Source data
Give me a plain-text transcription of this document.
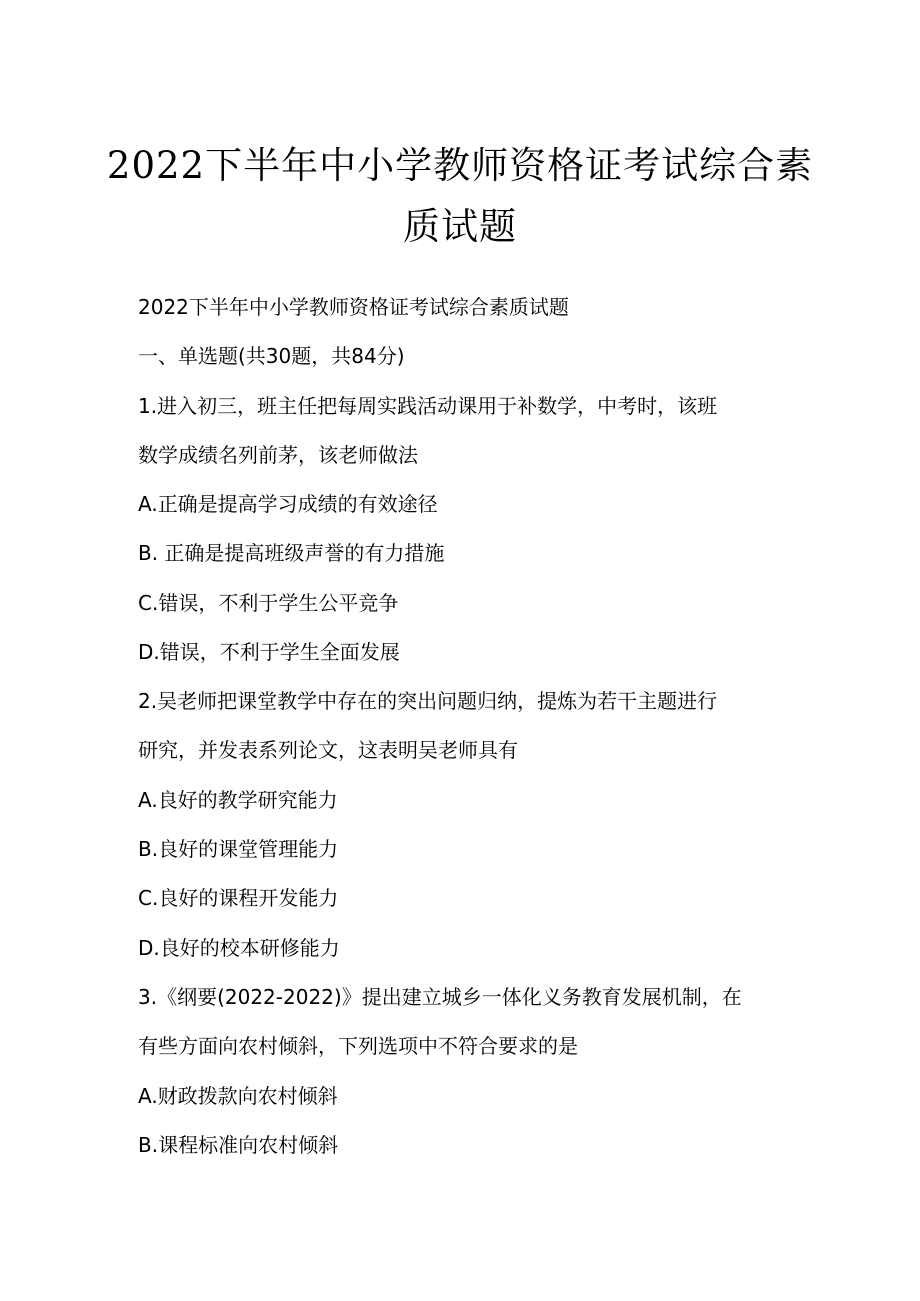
2022下半年中小学教师资格证考试综合素
质试题
2022下半年中小学教师资格证考试综合素质试题
一、单选题(共30题，共84分)
1.进入初三，班主任把每周实践活动课用于补数学，中考时，该班
数学成绩名列前茅，该老师做法
A.正确是提高学习成绩的有效途径
B. 正确是提高班级声誉的有力措施
C.错误，不利于学生公平竞争
D.错误，不利于学生全面发展
2.吴老师把课堂教学中存在的突出问题归纳，提炼为若干主题进行
研究，并发表系列论文，这表明吴老师具有
A.良好的教学研究能力
B.良好的课堂管理能力
C.良好的课程开发能力
D.良好的校本研修能力
3.《纲要(2022-2022)》提出建立城乡一体化义务教育发展机制，在
有些方面向农村倾斜，下列选项中不符合要求的是
A.财政拨款向农村倾斜
B.课程标准向农村倾斜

### Exercise goal:
Transcribe each line above verbatim, with the pictures left out.

### Expected answer:
Give me a plain-text transcription of this document.
2022下半年中小学教师资格证考试综合素
质试题
2022下半年中小学教师资格证考试综合素质试题
一、单选题(共30题，共84分)
1.进入初三，班主任把每周实践活动课用于补数学，中考时，该班
数学成绩名列前茅，该老师做法
A.正确是提高学习成绩的有效途径
B. 正确是提高班级声誉的有力措施
C.错误，不利于学生公平竞争
D.错误，不利于学生全面发展
2.吴老师把课堂教学中存在的突出问题归纳，提炼为若干主题进行
研究，并发表系列论文，这表明吴老师具有
A.良好的教学研究能力
B.良好的课堂管理能力
C.良好的课程开发能力
D.良好的校本研修能力
3.《纲要(2022-2022)》提出建立城乡一体化义务教育发展机制，在
有些方面向农村倾斜，下列选项中不符合要求的是
A.财政拨款向农村倾斜
B.课程标准向农村倾斜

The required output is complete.